▸ **INPUT MATERIAL**:
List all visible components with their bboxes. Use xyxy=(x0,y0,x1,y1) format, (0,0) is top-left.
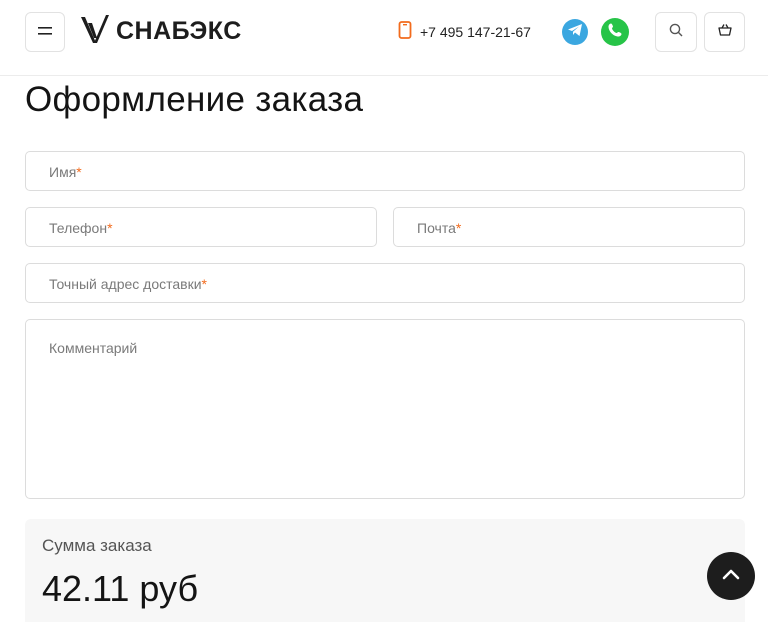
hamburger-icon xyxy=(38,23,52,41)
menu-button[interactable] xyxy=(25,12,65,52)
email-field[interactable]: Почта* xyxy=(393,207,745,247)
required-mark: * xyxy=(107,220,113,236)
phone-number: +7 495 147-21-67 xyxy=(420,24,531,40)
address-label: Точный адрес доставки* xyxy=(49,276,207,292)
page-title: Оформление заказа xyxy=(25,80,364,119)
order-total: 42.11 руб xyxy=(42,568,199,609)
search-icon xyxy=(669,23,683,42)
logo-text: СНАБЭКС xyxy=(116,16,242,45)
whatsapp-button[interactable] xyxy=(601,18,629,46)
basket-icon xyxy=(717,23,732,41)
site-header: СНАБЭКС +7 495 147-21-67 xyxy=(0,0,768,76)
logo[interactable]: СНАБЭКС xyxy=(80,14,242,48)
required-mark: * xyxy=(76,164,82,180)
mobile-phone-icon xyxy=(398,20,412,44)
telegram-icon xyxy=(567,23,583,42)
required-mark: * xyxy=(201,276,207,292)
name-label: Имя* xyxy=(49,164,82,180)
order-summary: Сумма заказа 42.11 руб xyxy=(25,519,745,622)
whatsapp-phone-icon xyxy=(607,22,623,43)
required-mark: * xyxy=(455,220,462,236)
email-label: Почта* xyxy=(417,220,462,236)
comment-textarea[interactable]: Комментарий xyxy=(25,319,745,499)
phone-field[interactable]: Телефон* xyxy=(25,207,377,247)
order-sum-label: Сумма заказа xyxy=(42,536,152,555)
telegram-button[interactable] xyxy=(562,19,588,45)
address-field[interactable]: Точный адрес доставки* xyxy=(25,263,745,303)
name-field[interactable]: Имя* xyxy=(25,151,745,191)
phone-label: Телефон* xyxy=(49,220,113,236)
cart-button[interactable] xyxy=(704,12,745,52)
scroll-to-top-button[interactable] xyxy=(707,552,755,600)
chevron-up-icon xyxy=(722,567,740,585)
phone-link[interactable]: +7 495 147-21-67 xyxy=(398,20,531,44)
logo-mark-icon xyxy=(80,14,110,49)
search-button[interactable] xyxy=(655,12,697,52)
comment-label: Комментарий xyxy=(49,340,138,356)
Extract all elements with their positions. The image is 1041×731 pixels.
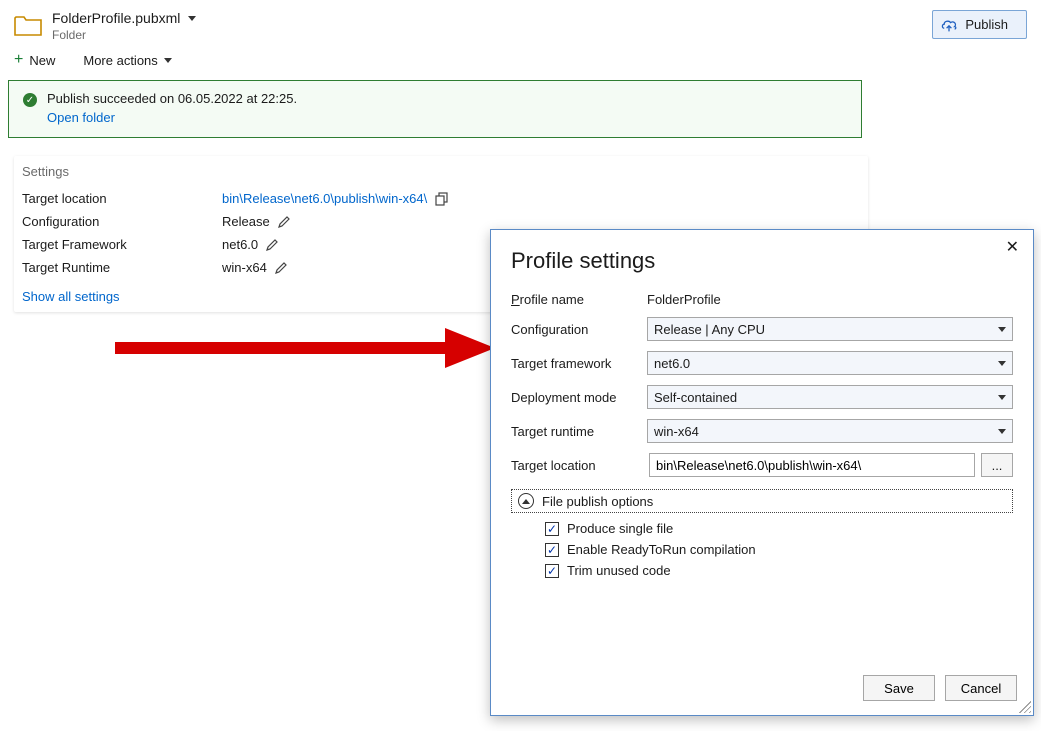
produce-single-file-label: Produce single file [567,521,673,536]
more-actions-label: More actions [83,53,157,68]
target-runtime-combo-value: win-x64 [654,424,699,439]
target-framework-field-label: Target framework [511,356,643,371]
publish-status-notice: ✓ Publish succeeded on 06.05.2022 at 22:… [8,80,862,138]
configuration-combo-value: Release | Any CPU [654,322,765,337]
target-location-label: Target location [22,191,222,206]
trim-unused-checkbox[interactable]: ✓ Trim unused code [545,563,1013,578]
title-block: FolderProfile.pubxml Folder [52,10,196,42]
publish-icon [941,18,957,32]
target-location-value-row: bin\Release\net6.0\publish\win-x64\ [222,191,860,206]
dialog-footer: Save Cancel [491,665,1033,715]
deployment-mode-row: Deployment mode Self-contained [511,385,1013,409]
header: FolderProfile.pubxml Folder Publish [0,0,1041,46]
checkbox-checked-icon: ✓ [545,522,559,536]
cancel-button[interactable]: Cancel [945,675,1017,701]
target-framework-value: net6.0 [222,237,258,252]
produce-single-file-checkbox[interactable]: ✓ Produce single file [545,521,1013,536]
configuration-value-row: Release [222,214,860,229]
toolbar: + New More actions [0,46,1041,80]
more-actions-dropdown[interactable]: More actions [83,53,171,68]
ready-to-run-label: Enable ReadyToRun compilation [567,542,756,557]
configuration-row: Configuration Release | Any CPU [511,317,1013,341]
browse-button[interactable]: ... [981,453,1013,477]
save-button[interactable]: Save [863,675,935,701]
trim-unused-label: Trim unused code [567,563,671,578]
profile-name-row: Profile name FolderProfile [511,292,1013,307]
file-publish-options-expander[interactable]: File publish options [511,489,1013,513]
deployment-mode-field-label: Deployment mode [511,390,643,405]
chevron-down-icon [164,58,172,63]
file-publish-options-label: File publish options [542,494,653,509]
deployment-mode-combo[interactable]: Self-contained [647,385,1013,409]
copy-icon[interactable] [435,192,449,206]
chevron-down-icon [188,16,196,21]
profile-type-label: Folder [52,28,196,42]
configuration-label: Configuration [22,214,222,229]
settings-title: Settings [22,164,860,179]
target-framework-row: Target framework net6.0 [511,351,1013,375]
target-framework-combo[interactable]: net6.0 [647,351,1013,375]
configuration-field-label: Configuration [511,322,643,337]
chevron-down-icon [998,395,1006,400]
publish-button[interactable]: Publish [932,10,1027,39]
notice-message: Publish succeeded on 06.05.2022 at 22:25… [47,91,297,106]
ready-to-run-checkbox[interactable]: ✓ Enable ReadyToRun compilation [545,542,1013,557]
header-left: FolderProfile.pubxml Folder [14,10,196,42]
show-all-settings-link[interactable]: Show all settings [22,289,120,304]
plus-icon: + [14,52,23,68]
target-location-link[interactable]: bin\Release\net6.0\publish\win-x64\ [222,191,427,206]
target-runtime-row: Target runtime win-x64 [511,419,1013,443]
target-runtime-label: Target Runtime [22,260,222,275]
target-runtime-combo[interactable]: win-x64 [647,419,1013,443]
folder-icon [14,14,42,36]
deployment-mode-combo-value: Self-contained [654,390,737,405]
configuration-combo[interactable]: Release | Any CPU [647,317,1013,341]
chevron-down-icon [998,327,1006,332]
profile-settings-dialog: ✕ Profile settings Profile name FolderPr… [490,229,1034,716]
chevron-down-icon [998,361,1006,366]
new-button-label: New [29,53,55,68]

▸ **WRITTEN REQUEST**:
Reproduce the listing above verbatim, line for line, omitting the pictures from your answer.

▸ **CORRECT ANSWER**:
List all visible components with their bboxes. Use xyxy=(x0,y0,x1,y1) format, (0,0) is top-left.
hamburger-icon xyxy=(38,23,52,41)
menu-button[interactable] xyxy=(25,12,65,52)
email-field[interactable]: Почта* xyxy=(393,207,745,247)
required-mark: * xyxy=(107,220,113,236)
phone-number: +7 495 147-21-67 xyxy=(420,24,531,40)
address-label: Точный адрес доставки* xyxy=(49,276,207,292)
page-title: Оформление заказа xyxy=(25,80,364,119)
order-total: 42.11 руб xyxy=(42,568,199,609)
search-icon xyxy=(669,23,683,42)
logo-text: СНАБЭКС xyxy=(116,16,242,45)
whatsapp-button[interactable] xyxy=(601,18,629,46)
basket-icon xyxy=(717,23,732,41)
site-header: СНАБЭКС +7 495 147-21-67 xyxy=(0,0,768,76)
logo[interactable]: СНАБЭКС xyxy=(80,14,242,48)
required-mark: * xyxy=(76,164,82,180)
mobile-phone-icon xyxy=(398,20,412,44)
telegram-icon xyxy=(567,23,583,42)
required-mark: * xyxy=(201,276,207,292)
name-label: Имя* xyxy=(49,164,82,180)
order-summary: Сумма заказа 42.11 руб xyxy=(25,519,745,622)
whatsapp-phone-icon xyxy=(607,22,623,43)
required-mark: * xyxy=(455,220,462,236)
email-label: Почта* xyxy=(417,220,462,236)
comment-textarea[interactable]: Комментарий xyxy=(25,319,745,499)
phone-field[interactable]: Телефон* xyxy=(25,207,377,247)
order-sum-label: Сумма заказа xyxy=(42,536,152,555)
telegram-button[interactable] xyxy=(562,19,588,45)
address-field[interactable]: Точный адрес доставки* xyxy=(25,263,745,303)
name-field[interactable]: Имя* xyxy=(25,151,745,191)
phone-label: Телефон* xyxy=(49,220,113,236)
cart-button[interactable] xyxy=(704,12,745,52)
scroll-to-top-button[interactable] xyxy=(707,552,755,600)
chevron-up-icon xyxy=(722,567,740,585)
phone-link[interactable]: +7 495 147-21-67 xyxy=(398,20,531,44)
logo-mark-icon xyxy=(80,14,110,49)
search-button[interactable] xyxy=(655,12,697,52)
comment-label: Комментарий xyxy=(49,340,138,356)
Extract all elements with their positions. The image is 1041×731 pixels.
produce-single-file-label: Produce single file [567,521,673,536]
more-actions-label: More actions [83,53,157,68]
target-runtime-combo-value: win-x64 [654,424,699,439]
target-framework-field-label: Target framework [511,356,643,371]
publish-status-notice: ✓ Publish succeeded on 06.05.2022 at 22:… [8,80,862,138]
configuration-combo-value: Release | Any CPU [654,322,765,337]
target-location-label: Target location [22,191,222,206]
trim-unused-checkbox[interactable]: ✓ Trim unused code [545,563,1013,578]
title-block: FolderProfile.pubxml Folder [52,10,196,42]
publish-icon [941,18,957,32]
target-location-value-row: bin\Release\net6.0\publish\win-x64\ [222,191,860,206]
dialog-footer: Save Cancel [491,665,1033,715]
deployment-mode-row: Deployment mode Self-contained [511,385,1013,409]
header: FolderProfile.pubxml Folder Publish [0,0,1041,46]
checkbox-checked-icon: ✓ [545,522,559,536]
cancel-button[interactable]: Cancel [945,675,1017,701]
target-framework-value: net6.0 [222,237,258,252]
produce-single-file-checkbox[interactable]: ✓ Produce single file [545,521,1013,536]
configuration-value-row: Release [222,214,860,229]
toolbar: + New More actions [0,46,1041,80]
more-actions-dropdown[interactable]: More actions [83,53,171,68]
ready-to-run-label: Enable ReadyToRun compilation [567,542,756,557]
configuration-row: Configuration Release | Any CPU [511,317,1013,341]
browse-button[interactable]: ... [981,453,1013,477]
save-button[interactable]: Save [863,675,935,701]
trim-unused-label: Trim unused code [567,563,671,578]
profile-name-row: Profile name FolderProfile [511,292,1013,307]
file-publish-options-expander[interactable]: File publish options [511,489,1013,513]
deployment-mode-field-label: Deployment mode [511,390,643,405]
chevron-down-icon [164,58,172,63]
file-publish-options-label: File publish options [542,494,653,509]
deployment-mode-combo[interactable]: Self-contained [647,385,1013,409]
copy-icon[interactable] [435,192,449,206]
chevron-down-icon [188,16,196,21]
profile-type-label: Folder [52,28,196,42]
configuration-label: Configuration [22,214,222,229]
settings-title: Settings [22,164,860,179]
target-framework-row: Target framework net6.0 [511,351,1013,375]
target-framework-combo[interactable]: net6.0 [647,351,1013,375]
configuration-field-label: Configuration [511,322,643,337]
chevron-down-icon [998,395,1006,400]
publish-button[interactable]: Publish [932,10,1027,39]
notice-message: Publish succeeded on 06.05.2022 at 22:25… [47,91,297,106]
ready-to-run-checkbox[interactable]: ✓ Enable ReadyToRun compilation [545,542,1013,557]
header-left: FolderProfile.pubxml Folder [14,10,196,42]
show-all-settings-link[interactable]: Show all settings [22,289,120,304]
plus-icon: + [14,52,23,68]
target-location-link[interactable]: bin\Release\net6.0\publish\win-x64\ [222,191,427,206]
target-runtime-row: Target runtime win-x64 [511,419,1013,443]
target-runtime-label: Target Runtime [22,260,222,275]
target-runtime-combo[interactable]: win-x64 [647,419,1013,443]
folder-icon [14,14,42,36]
deployment-mode-combo-value: Self-contained [654,390,737,405]
configuration-combo[interactable]: Release | Any CPU [647,317,1013,341]
chevron-down-icon [998,327,1006,332]
profile-settings-dialog: ✕ Profile settings Profile name FolderPr… [490,229,1034,716]
chevron-down-icon [998,361,1006,366]
new-button-label: New [29,53,55,68]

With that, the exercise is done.